EXERCISE REQUIREMENTS:
Find each line with the string "определении" and report it.

GIVEN DATA:
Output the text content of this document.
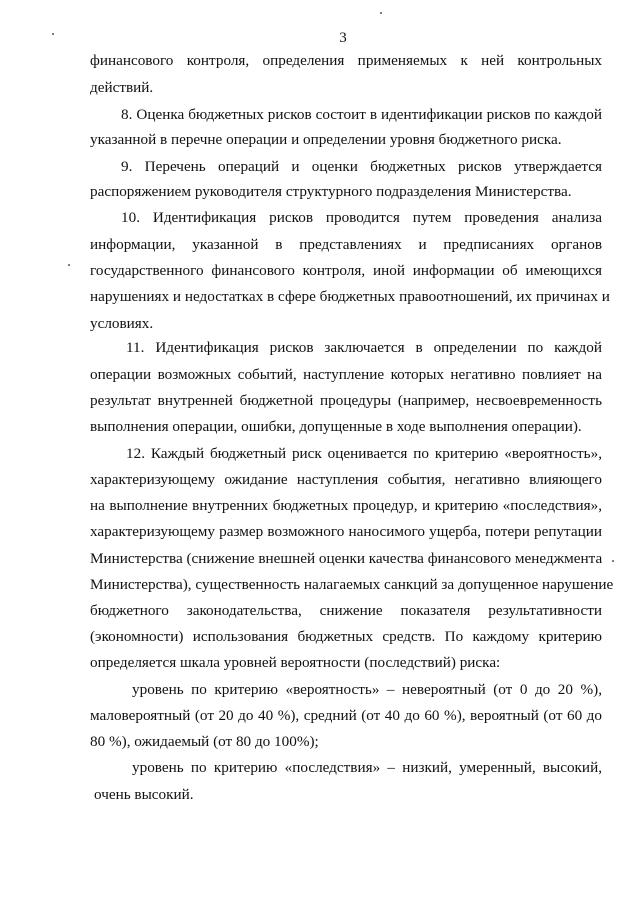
3
финансового контроля, определения применяемых к ней контрольных
действий.
8. Оценка бюджетных рисков состоит в идентификации рисков по каждой
указанной в перечне операции и определении уровня бюджетного риска.
9. Перечень операций и оценки бюджетных рисков утверждается
распоряжением руководителя структурного подразделения Министерства.
10. Идентификация рисков проводится путем проведения анализа
информации, указанной в представлениях и предписаниях органов
государственного финансового контроля, иной информации об имеющихся
нарушениях и недостатках в сфере бюджетных правоотношений, их причинах и
условиях.
11. Идентификация рисков заключается в определении по каждой
операции возможных событий, наступление которых негативно повлияет на
результат внутренней бюджетной процедуры (например, несвоевременность
выполнения операции, ошибки, допущенные в ходе выполнения операции).
12. Каждый бюджетный риск оценивается по критерию «вероятность»,
характеризующему ожидание наступления события, негативно влияющего
на выполнение внутренних бюджетных процедур, и критерию «последствия»,
характеризующему размер возможного наносимого ущерба, потери репутации
Министерства (снижение внешней оценки качества финансового менеджмента
Министерства), существенность налагаемых санкций за допущенное нарушение
бюджетного законодательства, снижение показателя результативности
(экономности) использования бюджетных средств. По каждому критерию
определяется шкала уровней вероятности (последствий) риска:
уровень по критерию «вероятность» – невероятный (от 0 до 20 %),
маловероятный (от 20 до 40 %), средний (от 40 до 60 %), вероятный (от 60 до
80 %), ожидаемый (от 80 до 100%);
уровень по критерию «последствия» – низкий, умеренный, высокий,
очень высокий.
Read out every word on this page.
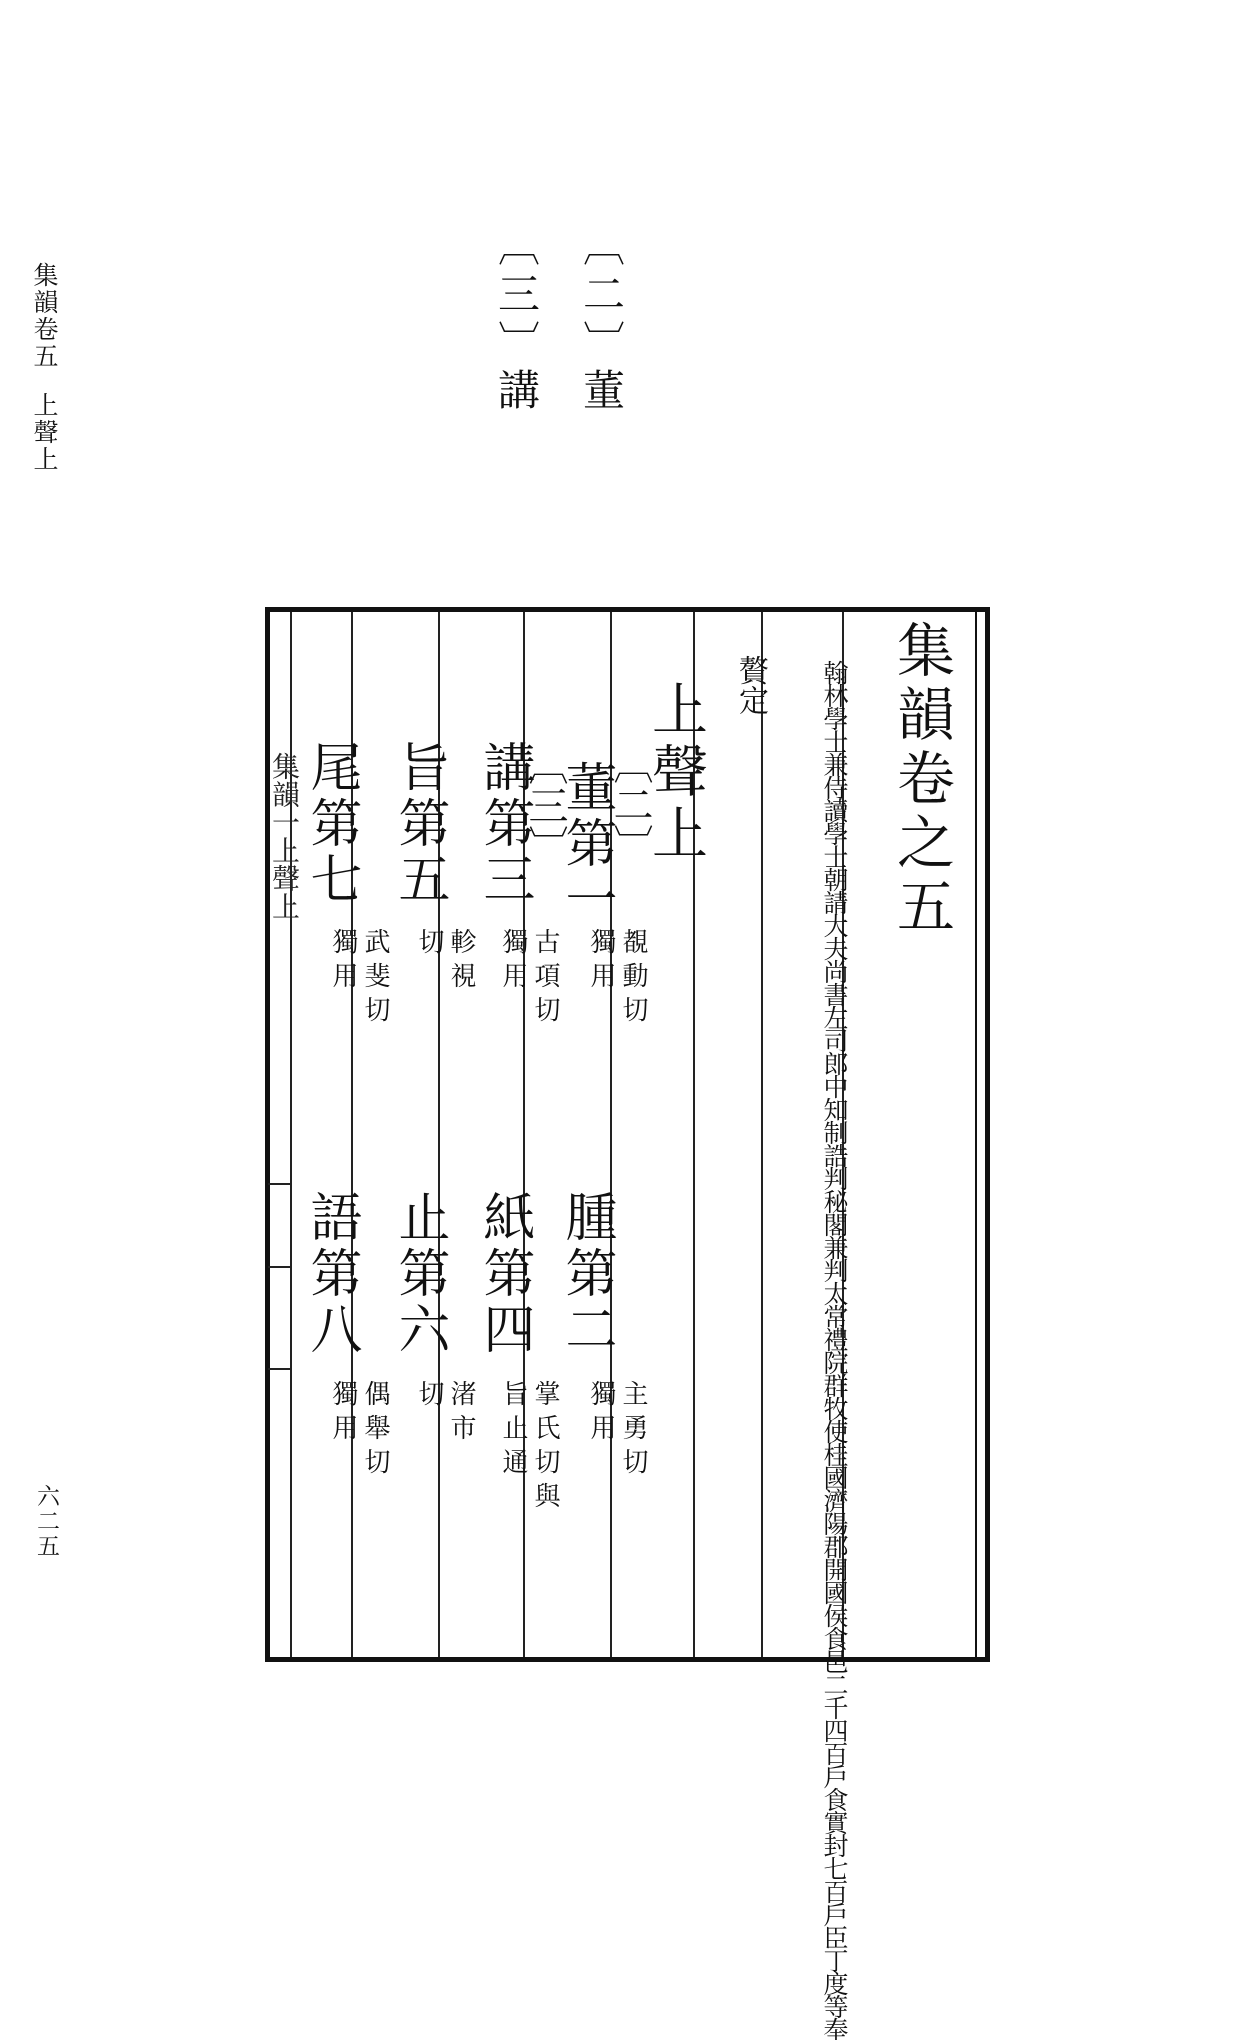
集韻卷五上聲上
六二五
〔二〕董
〔三〕講
集韻卷之五
翰林學士兼侍讀學士朝請大夫尚書左司郎中知制誥判秘閣兼判太常禮院群牧使桂國濟陽郡開國侯食邑二千四百戶食實封七百戶臣丁度等奉
贅定
上聲上
〔二〕
〔三〕
集韻一上聲上	董第一
講第三
旨第五
尾第七
覩動切
獨用
古項切
獨用
軫視
切
武斐切
獨用
腫第二
紙第四
止第六
語第八
主勇切
獨用
掌氏切與
旨止通
渚市
切
偶舉切
獨用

PROBLEM SOLUTION:
указанной в перечне операции и определении уровня бюджетного риска.
11. Идентификация рисков заключается в определении по каждой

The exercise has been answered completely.